> _DATA LISTING_:
· · ·

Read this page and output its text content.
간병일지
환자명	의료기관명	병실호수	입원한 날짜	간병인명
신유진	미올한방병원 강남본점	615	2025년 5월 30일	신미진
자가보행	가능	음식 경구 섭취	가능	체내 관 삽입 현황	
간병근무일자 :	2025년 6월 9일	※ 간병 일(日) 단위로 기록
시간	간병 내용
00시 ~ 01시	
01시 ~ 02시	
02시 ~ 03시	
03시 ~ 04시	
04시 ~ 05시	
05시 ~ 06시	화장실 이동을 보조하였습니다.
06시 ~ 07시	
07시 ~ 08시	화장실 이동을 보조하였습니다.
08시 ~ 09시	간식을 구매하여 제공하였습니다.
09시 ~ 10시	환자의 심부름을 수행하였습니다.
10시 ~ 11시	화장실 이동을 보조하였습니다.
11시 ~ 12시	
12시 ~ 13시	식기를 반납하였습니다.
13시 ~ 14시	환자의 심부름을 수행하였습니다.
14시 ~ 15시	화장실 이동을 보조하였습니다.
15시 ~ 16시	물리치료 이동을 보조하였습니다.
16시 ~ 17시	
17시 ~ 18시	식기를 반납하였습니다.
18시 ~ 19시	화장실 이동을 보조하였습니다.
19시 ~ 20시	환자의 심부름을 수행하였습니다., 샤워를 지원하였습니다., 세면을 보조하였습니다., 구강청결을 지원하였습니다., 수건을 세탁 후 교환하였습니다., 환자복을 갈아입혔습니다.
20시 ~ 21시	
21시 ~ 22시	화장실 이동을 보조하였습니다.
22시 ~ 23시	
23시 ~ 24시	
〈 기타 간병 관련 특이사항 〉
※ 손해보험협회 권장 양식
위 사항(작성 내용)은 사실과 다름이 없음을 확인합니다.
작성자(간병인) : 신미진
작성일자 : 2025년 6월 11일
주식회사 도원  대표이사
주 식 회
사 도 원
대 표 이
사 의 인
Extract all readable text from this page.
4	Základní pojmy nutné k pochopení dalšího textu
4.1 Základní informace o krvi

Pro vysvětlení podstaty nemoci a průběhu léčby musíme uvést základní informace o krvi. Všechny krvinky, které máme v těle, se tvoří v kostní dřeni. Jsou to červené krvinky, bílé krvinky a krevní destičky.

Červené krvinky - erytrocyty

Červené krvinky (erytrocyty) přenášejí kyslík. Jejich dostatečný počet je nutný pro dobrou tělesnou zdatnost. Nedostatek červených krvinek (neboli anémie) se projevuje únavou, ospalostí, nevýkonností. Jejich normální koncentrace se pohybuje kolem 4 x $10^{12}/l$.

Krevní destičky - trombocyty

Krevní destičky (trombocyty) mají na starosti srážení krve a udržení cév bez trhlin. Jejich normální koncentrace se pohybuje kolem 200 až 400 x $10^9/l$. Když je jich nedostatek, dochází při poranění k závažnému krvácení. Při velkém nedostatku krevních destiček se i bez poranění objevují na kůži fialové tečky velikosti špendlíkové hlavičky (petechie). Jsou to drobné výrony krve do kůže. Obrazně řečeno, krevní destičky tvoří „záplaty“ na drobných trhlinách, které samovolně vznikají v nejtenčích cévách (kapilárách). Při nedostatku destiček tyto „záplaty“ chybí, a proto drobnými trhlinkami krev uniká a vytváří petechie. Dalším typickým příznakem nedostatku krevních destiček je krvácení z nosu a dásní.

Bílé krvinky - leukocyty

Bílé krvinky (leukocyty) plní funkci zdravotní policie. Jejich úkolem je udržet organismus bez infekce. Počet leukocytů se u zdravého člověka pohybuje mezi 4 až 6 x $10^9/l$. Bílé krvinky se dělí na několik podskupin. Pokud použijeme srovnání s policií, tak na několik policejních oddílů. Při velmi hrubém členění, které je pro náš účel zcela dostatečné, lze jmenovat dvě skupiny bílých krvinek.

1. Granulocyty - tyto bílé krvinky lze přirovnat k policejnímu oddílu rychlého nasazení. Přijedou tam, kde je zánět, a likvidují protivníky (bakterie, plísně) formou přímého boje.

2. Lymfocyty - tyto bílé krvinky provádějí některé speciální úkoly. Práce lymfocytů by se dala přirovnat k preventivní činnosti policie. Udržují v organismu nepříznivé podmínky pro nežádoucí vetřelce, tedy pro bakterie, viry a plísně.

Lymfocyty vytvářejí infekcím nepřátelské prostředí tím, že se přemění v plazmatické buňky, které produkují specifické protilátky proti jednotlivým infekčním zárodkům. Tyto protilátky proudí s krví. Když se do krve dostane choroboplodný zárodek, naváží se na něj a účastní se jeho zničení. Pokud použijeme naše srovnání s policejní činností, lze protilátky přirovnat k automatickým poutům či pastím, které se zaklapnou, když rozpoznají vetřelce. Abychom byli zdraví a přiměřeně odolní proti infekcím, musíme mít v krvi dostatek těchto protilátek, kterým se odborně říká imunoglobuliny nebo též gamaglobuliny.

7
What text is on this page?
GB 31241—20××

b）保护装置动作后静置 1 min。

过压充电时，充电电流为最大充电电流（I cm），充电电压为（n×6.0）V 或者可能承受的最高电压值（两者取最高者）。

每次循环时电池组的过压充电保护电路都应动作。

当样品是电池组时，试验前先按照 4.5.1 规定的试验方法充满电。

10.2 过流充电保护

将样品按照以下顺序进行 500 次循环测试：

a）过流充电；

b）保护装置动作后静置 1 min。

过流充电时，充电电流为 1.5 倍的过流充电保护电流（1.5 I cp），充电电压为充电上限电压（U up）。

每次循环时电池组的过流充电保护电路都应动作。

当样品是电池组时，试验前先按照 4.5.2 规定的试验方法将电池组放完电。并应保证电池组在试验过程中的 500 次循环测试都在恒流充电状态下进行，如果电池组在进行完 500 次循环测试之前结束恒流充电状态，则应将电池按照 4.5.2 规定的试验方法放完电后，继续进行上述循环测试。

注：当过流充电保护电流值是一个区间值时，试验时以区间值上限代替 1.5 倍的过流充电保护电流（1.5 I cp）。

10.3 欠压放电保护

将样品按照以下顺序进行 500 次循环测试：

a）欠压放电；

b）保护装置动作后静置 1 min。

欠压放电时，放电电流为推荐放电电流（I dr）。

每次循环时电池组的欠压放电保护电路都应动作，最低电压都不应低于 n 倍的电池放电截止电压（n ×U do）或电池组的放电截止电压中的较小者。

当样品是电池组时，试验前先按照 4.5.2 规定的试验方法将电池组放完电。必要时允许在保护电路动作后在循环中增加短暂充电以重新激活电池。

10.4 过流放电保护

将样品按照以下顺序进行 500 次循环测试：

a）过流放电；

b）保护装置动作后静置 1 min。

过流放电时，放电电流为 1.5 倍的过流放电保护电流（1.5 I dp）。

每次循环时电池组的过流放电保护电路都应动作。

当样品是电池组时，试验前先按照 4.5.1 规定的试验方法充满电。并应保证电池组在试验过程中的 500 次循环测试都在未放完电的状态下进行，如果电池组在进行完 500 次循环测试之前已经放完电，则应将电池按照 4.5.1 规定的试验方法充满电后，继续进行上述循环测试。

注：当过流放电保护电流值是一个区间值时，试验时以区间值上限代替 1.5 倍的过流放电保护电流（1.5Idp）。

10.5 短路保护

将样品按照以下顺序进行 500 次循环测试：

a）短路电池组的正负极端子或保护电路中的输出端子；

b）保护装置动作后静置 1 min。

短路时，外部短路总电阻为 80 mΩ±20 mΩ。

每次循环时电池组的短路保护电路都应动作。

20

· · ·

> _AIM OF THE TASK_:
Repeat the material above exactly.

> _OUTPUT FOR THIS EXERCISE_:
Read this page and output its text content.
간병일지
환자명	의료기관명	병실호수	입원한 날짜	간병인명
신유진	미올한방병원 강남본점	615	2025년 5월 30일	신미진
자가보행	가능	음식 경구 섭취	가능	체내 관 삽입 현황	
간병근무일자 :	2025년 6월 9일	※ 간병 일(日) 단위로 기록
시간	간병 내용
00시 ~ 01시	
01시 ~ 02시	
02시 ~ 03시	
03시 ~ 04시	
04시 ~ 05시	
05시 ~ 06시	화장실 이동을 보조하였습니다.
06시 ~ 07시	
07시 ~ 08시	화장실 이동을 보조하였습니다.
08시 ~ 09시	간식을 구매하여 제공하였습니다.
09시 ~ 10시	환자의 심부름을 수행하였습니다.
10시 ~ 11시	화장실 이동을 보조하였습니다.
11시 ~ 12시	
12시 ~ 13시	식기를 반납하였습니다.
13시 ~ 14시	환자의 심부름을 수행하였습니다.
14시 ~ 15시	화장실 이동을 보조하였습니다.
15시 ~ 16시	물리치료 이동을 보조하였습니다.
16시 ~ 17시	
17시 ~ 18시	식기를 반납하였습니다.
18시 ~ 19시	화장실 이동을 보조하였습니다.
19시 ~ 20시	환자의 심부름을 수행하였습니다., 샤워를 지원하였습니다., 세면을 보조하였습니다., 구강청결을 지원하였습니다., 수건을 세탁 후 교환하였습니다., 환자복을 갈아입혔습니다.
20시 ~ 21시	
21시 ~ 22시	화장실 이동을 보조하였습니다.
22시 ~ 23시	
23시 ~ 24시	
〈 기타 간병 관련 특이사항 〉
※ 손해보험협회 권장 양식
위 사항(작성 내용)은 사실과 다름이 없음을 확인합니다.
작성자(간병인) : 신미진
작성일자 : 2025년 6월 11일
주식회사 도원  대표이사
주 식 회
사 도 원
대 표 이
사 의 인
Extract all readable text from this page.
4	Základní pojmy nutné k pochopení dalšího textu
4.1 Základní informace o krvi

Pro vysvětlení podstaty nemoci a průběhu léčby musíme uvést základní informace o krvi. Všechny krvinky, které máme v těle, se tvoří v kostní dřeni. Jsou to červené krvinky, bílé krvinky a krevní destičky.

Červené krvinky - erytrocyty

Červené krvinky (erytrocyty) přenášejí kyslík. Jejich dostatečný počet je nutný pro dobrou tělesnou zdatnost. Nedostatek červených krvinek (neboli anémie) se projevuje únavou, ospalostí, nevýkonností. Jejich normální koncentrace se pohybuje kolem 4 x $10^{12}/l$.

Krevní destičky - trombocyty

Krevní destičky (trombocyty) mají na starosti srážení krve a udržení cév bez trhlin. Jejich normální koncentrace se pohybuje kolem 200 až 400 x $10^9/l$. Když je jich nedostatek, dochází při poranění k závažnému krvácení. Při velkém nedostatku krevních destiček se i bez poranění objevují na kůži fialové tečky velikosti špendlíkové hlavičky (petechie). Jsou to drobné výrony krve do kůže. Obrazně řečeno, krevní destičky tvoří „záplaty“ na drobných trhlinách, které samovolně vznikají v nejtenčích cévách (kapilárách). Při nedostatku destiček tyto „záplaty“ chybí, a proto drobnými trhlinkami krev uniká a vytváří petechie. Dalším typickým příznakem nedostatku krevních destiček je krvácení z nosu a dásní.

Bílé krvinky - leukocyty

Bílé krvinky (leukocyty) plní funkci zdravotní policie. Jejich úkolem je udržet organismus bez infekce. Počet leukocytů se u zdravého člověka pohybuje mezi 4 až 6 x $10^9/l$. Bílé krvinky se dělí na několik podskupin. Pokud použijeme srovnání s policií, tak na několik policejních oddílů. Při velmi hrubém členění, které je pro náš účel zcela dostatečné, lze jmenovat dvě skupiny bílých krvinek.

1. Granulocyty - tyto bílé krvinky lze přirovnat k policejnímu oddílu rychlého nasazení. Přijedou tam, kde je zánět, a likvidují protivníky (bakterie, plísně) formou přímého boje.

2. Lymfocyty - tyto bílé krvinky provádějí některé speciální úkoly. Práce lymfocytů by se dala přirovnat k preventivní činnosti policie. Udržují v organismu nepříznivé podmínky pro nežádoucí vetřelce, tedy pro bakterie, viry a plísně.

Lymfocyty vytvářejí infekcím nepřátelské prostředí tím, že se přemění v plazmatické buňky, které produkují specifické protilátky proti jednotlivým infekčním zárodkům. Tyto protilátky proudí s krví. Když se do krve dostane choroboplodný zárodek, naváží se na něj a účastní se jeho zničení. Pokud použijeme naše srovnání s policejní činností, lze protilátky přirovnat k automatickým poutům či pastím, které se zaklapnou, když rozpoznají vetřelce. Abychom byli zdraví a přiměřeně odolní proti infekcím, musíme mít v krvi dostatek těchto protilátek, kterým se odborně říká imunoglobuliny nebo též gamaglobuliny.

7
What text is on this page?
GB 31241—20××

b）保护装置动作后静置 1 min。

过压充电时，充电电流为最大充电电流（I cm），充电电压为（n×6.0）V 或者可能承受的最高电压值（两者取最高者）。

每次循环时电池组的过压充电保护电路都应动作。

当样品是电池组时，试验前先按照 4.5.1 规定的试验方法充满电。

10.2 过流充电保护

将样品按照以下顺序进行 500 次循环测试：

a）过流充电；

b）保护装置动作后静置 1 min。

过流充电时，充电电流为 1.5 倍的过流充电保护电流（1.5 I cp），充电电压为充电上限电压（U up）。

每次循环时电池组的过流充电保护电路都应动作。

当样品是电池组时，试验前先按照 4.5.2 规定的试验方法将电池组放完电。并应保证电池组在试验过程中的 500 次循环测试都在恒流充电状态下进行，如果电池组在进行完 500 次循环测试之前结束恒流充电状态，则应将电池按照 4.5.2 规定的试验方法放完电后，继续进行上述循环测试。

注：当过流充电保护电流值是一个区间值时，试验时以区间值上限代替 1.5 倍的过流充电保护电流（1.5 I cp）。

10.3 欠压放电保护

将样品按照以下顺序进行 500 次循环测试：

a）欠压放电；

b）保护装置动作后静置 1 min。

欠压放电时，放电电流为推荐放电电流（I dr）。

每次循环时电池组的欠压放电保护电路都应动作，最低电压都不应低于 n 倍的电池放电截止电压（n ×U do）或电池组的放电截止电压中的较小者。

当样品是电池组时，试验前先按照 4.5.2 规定的试验方法将电池组放完电。必要时允许在保护电路动作后在循环中增加短暂充电以重新激活电池。

10.4 过流放电保护

将样品按照以下顺序进行 500 次循环测试：

a）过流放电；

b）保护装置动作后静置 1 min。

过流放电时，放电电流为 1.5 倍的过流放电保护电流（1.5 I dp）。

每次循环时电池组的过流放电保护电路都应动作。

当样品是电池组时，试验前先按照 4.5.1 规定的试验方法充满电。并应保证电池组在试验过程中的 500 次循环测试都在未放完电的状态下进行，如果电池组在进行完 500 次循环测试之前已经放完电，则应将电池按照 4.5.1 规定的试验方法充满电后，继续进行上述循环测试。

注：当过流放电保护电流值是一个区间值时，试验时以区间值上限代替 1.5 倍的过流放电保护电流（1.5Idp）。

10.5 短路保护

将样品按照以下顺序进行 500 次循环测试：

a）短路电池组的正负极端子或保护电路中的输出端子；

b）保护装置动作后静置 1 min。

短路时，外部短路总电阻为 80 mΩ±20 mΩ。

每次循环时电池组的短路保护电路都应动作。

20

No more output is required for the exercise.